DO THIS:
Please extract, word for word, the lines from the start of the entries up to and including the line with "y-tick-label: 7.364% [2301,1,2346,16]".

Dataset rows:
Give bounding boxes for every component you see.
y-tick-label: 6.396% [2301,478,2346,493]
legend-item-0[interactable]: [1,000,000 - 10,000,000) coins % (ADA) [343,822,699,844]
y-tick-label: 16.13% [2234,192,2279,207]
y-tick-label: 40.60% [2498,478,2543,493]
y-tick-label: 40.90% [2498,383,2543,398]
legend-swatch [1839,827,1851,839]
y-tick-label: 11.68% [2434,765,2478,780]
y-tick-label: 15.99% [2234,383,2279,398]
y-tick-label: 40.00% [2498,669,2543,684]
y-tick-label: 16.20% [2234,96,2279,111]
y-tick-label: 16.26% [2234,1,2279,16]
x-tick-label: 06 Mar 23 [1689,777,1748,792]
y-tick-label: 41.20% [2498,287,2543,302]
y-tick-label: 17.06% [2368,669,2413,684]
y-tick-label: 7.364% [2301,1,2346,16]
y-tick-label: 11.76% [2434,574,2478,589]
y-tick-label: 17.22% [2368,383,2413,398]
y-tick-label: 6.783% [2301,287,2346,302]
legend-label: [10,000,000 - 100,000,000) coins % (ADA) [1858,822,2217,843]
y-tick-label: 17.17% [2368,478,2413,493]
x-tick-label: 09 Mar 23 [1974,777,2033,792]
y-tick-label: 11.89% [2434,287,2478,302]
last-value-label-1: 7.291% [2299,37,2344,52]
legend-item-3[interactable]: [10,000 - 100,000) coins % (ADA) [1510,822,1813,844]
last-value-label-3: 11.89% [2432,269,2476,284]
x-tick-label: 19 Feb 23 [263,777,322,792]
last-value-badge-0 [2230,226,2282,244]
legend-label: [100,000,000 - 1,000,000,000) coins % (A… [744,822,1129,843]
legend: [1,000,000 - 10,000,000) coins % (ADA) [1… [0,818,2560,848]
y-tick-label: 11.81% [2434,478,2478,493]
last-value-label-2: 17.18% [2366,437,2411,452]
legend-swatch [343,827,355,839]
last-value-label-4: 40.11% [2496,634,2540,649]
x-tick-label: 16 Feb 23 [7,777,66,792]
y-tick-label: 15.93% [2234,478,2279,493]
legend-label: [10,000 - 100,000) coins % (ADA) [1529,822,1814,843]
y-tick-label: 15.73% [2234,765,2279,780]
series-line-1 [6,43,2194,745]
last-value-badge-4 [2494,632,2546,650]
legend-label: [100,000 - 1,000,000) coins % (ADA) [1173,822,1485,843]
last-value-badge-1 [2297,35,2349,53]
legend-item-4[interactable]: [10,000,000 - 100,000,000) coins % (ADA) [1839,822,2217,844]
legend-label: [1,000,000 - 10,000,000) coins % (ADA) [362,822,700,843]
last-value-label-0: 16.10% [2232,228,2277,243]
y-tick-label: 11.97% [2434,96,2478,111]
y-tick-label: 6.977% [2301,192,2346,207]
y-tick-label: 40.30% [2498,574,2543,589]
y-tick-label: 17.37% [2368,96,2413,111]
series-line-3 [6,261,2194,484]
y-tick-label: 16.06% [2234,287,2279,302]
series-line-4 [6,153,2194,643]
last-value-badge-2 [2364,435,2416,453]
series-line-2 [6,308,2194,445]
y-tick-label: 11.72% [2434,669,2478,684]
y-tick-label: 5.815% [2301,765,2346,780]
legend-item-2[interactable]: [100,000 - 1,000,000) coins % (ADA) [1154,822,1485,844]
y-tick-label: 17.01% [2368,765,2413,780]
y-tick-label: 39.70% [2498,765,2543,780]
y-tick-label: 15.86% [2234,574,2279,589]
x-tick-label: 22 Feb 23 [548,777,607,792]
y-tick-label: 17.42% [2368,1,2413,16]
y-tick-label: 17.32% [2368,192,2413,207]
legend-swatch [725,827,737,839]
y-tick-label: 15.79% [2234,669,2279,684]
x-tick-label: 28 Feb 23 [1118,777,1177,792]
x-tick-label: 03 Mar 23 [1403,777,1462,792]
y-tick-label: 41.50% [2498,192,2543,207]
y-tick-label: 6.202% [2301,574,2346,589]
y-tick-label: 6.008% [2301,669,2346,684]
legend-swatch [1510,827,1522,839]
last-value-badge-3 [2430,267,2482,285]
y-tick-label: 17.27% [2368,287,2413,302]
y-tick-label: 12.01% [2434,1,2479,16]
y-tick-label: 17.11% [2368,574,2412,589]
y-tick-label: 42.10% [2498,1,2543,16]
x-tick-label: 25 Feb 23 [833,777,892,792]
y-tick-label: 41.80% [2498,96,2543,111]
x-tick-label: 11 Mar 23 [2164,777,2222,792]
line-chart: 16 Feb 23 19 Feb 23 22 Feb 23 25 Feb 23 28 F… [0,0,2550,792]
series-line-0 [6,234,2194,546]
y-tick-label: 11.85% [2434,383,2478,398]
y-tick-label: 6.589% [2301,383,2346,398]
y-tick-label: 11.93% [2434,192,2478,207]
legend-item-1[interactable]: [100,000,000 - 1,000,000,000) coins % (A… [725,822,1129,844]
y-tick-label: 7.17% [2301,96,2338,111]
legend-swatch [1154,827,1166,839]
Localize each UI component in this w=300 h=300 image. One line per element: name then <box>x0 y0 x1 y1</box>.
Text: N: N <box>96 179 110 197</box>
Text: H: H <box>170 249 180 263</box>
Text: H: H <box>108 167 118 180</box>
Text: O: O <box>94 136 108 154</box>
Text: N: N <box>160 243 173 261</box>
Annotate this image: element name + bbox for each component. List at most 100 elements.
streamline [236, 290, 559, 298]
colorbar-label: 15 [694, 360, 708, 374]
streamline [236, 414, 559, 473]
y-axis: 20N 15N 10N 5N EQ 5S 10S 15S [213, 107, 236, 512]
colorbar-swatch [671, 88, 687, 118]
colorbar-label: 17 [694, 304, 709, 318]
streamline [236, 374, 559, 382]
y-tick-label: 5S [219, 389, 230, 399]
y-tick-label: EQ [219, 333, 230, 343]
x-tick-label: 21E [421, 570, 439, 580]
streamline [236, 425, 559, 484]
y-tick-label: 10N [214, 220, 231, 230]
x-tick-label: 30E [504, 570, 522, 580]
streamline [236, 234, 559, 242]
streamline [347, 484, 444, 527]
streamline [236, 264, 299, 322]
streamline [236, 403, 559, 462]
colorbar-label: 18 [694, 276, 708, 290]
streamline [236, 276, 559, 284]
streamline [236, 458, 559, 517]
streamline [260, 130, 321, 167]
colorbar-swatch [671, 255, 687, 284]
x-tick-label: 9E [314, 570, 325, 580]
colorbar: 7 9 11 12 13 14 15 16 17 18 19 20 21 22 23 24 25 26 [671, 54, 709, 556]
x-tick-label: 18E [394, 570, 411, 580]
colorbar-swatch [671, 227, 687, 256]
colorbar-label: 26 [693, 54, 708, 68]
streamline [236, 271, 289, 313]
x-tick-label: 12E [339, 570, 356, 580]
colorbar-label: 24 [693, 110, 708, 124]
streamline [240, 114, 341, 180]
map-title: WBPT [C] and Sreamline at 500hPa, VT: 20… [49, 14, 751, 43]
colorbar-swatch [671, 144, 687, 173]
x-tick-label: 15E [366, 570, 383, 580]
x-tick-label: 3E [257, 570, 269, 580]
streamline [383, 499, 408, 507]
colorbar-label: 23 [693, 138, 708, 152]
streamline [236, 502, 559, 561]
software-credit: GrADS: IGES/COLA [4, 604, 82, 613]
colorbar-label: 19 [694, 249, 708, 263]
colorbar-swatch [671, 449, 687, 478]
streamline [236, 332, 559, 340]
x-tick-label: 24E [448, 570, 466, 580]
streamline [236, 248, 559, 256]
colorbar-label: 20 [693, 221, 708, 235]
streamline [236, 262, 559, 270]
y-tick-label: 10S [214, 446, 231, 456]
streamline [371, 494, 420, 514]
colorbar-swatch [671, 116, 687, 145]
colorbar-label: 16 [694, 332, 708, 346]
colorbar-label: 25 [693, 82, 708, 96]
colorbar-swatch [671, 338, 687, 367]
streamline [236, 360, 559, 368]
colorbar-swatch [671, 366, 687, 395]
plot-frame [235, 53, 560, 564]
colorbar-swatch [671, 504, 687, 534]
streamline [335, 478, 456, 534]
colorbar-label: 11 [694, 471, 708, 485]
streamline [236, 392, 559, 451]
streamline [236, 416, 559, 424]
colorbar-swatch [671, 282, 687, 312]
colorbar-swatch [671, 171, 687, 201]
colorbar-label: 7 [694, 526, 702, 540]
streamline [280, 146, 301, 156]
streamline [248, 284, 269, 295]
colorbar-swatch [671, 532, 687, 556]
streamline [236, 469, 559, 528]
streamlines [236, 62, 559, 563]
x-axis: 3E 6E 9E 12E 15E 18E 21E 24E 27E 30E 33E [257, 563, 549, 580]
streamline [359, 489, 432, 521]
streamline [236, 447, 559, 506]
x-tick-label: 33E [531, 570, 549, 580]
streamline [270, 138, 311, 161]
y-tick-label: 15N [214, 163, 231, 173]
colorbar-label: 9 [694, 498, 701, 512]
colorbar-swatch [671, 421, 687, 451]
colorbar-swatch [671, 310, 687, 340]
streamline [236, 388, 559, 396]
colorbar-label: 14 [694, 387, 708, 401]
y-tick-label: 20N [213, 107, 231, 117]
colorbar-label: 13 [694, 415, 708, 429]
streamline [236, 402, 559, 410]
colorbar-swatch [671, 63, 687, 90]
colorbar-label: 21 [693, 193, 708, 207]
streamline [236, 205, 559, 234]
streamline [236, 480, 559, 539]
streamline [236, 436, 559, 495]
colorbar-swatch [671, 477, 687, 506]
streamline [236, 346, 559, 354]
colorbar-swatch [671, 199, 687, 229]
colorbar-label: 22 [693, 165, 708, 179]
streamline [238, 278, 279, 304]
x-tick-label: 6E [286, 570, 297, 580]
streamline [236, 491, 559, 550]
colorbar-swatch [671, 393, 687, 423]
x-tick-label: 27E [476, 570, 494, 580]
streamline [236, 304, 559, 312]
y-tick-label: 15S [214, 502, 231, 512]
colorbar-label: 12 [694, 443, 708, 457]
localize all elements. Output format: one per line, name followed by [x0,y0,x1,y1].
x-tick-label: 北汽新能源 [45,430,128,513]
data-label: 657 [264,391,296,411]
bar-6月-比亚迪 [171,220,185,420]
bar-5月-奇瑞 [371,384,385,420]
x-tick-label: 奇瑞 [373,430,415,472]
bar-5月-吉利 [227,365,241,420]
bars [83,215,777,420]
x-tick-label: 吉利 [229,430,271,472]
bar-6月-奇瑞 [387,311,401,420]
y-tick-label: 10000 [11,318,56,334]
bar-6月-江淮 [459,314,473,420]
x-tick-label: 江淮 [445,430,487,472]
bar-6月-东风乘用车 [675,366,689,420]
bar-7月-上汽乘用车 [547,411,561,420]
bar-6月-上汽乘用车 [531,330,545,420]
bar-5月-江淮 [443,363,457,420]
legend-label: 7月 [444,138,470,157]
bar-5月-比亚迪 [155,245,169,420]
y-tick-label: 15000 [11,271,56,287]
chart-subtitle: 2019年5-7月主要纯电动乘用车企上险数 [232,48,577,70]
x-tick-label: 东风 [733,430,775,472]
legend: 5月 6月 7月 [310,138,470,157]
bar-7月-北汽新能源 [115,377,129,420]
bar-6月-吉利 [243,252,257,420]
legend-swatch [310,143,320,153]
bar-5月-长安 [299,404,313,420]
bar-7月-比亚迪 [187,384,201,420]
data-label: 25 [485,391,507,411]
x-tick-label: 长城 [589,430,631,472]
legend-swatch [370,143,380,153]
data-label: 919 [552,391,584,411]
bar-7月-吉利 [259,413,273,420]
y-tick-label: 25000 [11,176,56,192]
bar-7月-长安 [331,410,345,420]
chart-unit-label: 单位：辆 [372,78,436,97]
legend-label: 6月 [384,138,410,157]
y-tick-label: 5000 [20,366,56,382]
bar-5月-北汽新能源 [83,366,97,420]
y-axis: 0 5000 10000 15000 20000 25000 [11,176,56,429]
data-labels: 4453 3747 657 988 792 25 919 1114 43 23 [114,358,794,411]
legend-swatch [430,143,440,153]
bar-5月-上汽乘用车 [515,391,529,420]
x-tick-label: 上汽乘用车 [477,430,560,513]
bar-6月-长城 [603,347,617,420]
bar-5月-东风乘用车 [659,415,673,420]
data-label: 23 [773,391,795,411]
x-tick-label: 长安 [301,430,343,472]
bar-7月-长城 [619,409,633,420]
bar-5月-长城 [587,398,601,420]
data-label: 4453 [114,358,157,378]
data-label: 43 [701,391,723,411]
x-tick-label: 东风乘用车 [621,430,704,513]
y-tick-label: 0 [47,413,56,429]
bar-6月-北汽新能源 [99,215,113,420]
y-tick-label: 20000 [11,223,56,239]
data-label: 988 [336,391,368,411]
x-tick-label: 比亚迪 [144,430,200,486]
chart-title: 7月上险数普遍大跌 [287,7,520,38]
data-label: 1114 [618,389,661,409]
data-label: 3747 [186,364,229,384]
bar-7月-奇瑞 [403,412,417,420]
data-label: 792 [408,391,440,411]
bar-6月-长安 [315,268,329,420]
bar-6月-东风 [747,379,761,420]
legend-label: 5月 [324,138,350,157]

REPLY:
Give bounding boxes for every component you see.
y-tick-label: 6.396% [2301,478,2346,493]
legend-item-0[interactable]: [1,000,000 - 10,000,000) coins % (ADA) [343,822,699,844]
y-tick-label: 16.13% [2234,192,2279,207]
y-tick-label: 40.60% [2498,478,2543,493]
y-tick-label: 40.90% [2498,383,2543,398]
legend-swatch [1839,827,1851,839]
y-tick-label: 11.68% [2434,765,2478,780]
y-tick-label: 15.99% [2234,383,2279,398]
y-tick-label: 40.00% [2498,669,2543,684]
y-tick-label: 16.20% [2234,96,2279,111]
y-tick-label: 16.26% [2234,1,2279,16]
x-tick-label: 06 Mar 23 [1689,777,1748,792]
y-tick-label: 41.20% [2498,287,2543,302]
y-tick-label: 17.06% [2368,669,2413,684]
y-tick-label: 7.364% [2301,1,2346,16]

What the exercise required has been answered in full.